What should I do if I forget a dose?

This medication usually is taken as needed. If your doctor has told you to take acetaminophen and codeine regularly, take the missed dose as soon as you remember it. However, if it is almost time for the next dose, skip the missed dose and continue your regular dosing schedule. Do not take a double dose to make up for a missed one.

What side effects can this medication cause?

Acetaminophen and codeine may cause side effects. Tell your doctor if any of these symptoms are severe or do not go away:

  • dizziness
  • lightheadedness
  • drowsiness
  • upset stomach
  • vomiting
  • constipation
  • stomach pain
  • rash
  • difficulty urinating

If you experience either of the following symptoms, call your doctor immediately:

  • difficulty breathing
  • mood changes

If you experience a serious side effect, you or your doctor may send a report to the Food and Drug Administration's (FDA) MedWatch Adverse Event Reporting program online (http://www.fda.gov/Safety/MedWatch) or by phone (1-800-332-1088).

What should I know about storage and disposal of this medication?

Keep this medication in the container it came in, tightly closed, and out of reach of children. Store it at room temperature and away from excess heat and moisture (not in the bathroom). Throw away any medication that is outdated or no longer needed. Talk to your pharmacist about the proper disposal of your medication.

It is important to keep all medication out of sight and reach of children as many containers (such as weekly pill minders and those for eye drops, creams, patches, and inhalers) are not child-resistant and young children can open them easily. To protect young children from poisoning, always lock safety caps and immediately place the medication in a safe location – one that is up and away and out of their sight and reach. http://www.upandaway.org

In case of emergency/overdose

In case of overdose, call your local poison control center at 1-800-222-1222. If the victim has collapsed or is not breathing, call local emergency services at 911.

What other information should I know?

Keep all appointments with your doctor.

Too much acetaminophen may cause liver damage; do not take more than 4000 mg of acetaminophen per day.

Do not let anyone else take your medication. Ask your pharmacist any questions you have about refilling your prescription.
::::::::::
### TASKS FOR THIS EXERCISE
**A)** In the acetaminophen and codeine text, what is the most acetaminophen a person should take in one day?
**B)** Copy the part of the acetaminophen and codeine text that begins with the words containing "If you experience a" and ends with "by phone (1-800-332-1088).".
You can ignore the rows entirely.

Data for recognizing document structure
::::::::::
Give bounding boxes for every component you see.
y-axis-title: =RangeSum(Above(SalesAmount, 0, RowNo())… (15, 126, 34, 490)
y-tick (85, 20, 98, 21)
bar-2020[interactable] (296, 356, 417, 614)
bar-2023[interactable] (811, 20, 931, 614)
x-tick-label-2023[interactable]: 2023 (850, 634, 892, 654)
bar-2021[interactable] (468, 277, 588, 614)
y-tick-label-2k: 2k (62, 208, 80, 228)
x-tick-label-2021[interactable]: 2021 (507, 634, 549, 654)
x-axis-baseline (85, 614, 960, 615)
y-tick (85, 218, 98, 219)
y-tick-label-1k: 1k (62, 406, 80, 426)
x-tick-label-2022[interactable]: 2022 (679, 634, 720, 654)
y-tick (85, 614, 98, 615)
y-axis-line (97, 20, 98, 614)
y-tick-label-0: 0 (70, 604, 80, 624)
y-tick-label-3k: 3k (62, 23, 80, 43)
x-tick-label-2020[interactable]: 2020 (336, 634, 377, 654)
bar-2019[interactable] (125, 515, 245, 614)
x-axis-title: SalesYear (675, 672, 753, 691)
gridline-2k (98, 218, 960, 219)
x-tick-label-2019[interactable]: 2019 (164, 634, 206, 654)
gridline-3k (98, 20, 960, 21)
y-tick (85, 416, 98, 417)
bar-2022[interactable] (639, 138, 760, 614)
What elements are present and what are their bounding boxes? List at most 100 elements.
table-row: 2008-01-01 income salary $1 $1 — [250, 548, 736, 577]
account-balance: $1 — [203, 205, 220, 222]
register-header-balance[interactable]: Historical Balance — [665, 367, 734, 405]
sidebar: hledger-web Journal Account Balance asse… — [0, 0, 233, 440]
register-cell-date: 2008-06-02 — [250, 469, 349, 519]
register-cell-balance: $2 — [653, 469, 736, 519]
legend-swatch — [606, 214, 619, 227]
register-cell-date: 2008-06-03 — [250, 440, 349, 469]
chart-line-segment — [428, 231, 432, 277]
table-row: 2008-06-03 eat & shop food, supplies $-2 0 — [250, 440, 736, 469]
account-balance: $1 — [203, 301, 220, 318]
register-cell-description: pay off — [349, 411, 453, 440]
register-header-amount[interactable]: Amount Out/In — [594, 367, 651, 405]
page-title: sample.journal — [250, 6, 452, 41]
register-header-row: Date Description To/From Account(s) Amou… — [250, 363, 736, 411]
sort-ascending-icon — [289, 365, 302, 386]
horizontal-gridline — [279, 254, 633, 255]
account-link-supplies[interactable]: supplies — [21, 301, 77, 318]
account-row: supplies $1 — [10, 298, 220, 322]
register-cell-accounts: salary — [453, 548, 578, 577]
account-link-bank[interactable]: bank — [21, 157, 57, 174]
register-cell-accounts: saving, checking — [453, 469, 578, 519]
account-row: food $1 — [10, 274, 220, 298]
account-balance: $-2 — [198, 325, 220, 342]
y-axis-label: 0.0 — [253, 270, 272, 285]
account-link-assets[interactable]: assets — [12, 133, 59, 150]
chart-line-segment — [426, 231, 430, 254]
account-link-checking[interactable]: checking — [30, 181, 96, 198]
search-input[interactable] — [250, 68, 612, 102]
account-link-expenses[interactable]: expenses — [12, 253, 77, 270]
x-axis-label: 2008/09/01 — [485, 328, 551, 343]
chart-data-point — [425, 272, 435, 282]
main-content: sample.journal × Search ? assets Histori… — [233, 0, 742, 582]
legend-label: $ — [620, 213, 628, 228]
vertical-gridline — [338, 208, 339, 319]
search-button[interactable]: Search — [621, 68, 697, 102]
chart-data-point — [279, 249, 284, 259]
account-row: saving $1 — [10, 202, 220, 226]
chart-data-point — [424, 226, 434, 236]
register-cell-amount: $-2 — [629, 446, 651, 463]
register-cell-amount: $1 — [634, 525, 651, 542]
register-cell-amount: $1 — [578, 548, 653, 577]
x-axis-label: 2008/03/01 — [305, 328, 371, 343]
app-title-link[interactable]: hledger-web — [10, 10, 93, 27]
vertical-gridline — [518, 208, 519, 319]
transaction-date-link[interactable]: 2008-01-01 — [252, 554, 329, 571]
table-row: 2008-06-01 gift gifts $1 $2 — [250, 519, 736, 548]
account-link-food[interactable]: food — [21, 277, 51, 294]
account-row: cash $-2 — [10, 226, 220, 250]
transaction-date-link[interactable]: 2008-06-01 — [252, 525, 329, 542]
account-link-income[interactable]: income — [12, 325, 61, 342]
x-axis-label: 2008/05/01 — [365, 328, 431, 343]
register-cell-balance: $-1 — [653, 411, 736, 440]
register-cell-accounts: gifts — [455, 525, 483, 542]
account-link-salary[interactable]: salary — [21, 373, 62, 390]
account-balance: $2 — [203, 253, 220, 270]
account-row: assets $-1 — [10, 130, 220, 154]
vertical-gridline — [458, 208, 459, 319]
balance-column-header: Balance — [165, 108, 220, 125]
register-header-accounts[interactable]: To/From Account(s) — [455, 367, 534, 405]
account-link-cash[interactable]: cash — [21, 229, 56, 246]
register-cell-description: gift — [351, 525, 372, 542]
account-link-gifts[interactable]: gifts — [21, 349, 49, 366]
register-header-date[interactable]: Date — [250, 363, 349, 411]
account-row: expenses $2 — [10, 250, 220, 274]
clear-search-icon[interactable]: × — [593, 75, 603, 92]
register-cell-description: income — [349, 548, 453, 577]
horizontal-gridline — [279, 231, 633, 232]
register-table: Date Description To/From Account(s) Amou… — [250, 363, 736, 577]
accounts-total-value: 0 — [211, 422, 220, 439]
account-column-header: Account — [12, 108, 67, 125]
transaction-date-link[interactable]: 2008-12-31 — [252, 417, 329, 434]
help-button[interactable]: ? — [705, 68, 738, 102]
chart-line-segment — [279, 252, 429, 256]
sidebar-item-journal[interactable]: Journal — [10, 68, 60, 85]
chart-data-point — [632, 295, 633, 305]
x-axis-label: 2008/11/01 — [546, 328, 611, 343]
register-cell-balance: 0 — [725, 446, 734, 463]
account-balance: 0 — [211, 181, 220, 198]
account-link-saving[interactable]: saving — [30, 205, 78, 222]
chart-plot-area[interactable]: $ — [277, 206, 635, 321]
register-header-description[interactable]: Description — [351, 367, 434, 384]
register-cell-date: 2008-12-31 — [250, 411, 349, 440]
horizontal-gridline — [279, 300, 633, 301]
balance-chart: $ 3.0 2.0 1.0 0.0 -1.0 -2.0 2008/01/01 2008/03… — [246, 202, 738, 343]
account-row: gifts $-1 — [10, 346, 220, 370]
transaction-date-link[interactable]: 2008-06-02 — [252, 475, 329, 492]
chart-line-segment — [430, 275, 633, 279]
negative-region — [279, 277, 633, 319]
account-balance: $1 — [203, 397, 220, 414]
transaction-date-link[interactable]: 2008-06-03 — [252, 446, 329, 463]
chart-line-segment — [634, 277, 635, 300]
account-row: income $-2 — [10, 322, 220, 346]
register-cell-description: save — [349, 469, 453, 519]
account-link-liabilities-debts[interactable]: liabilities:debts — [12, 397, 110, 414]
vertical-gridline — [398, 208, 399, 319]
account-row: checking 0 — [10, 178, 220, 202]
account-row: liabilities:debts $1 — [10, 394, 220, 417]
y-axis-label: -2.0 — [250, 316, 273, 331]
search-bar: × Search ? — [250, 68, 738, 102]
::::::::::
### SOLUTIONS BELOW
**A)** No more than 4000 mg.

**B)**
If you experience a serious side effect, you or your doctor may send a report to the Food and Drug Administration's (FDA) MedWatch Adverse Event Reporting program online (http://www.fda.gov/Safety/MedWatch) or by phone (1-800-332-1088).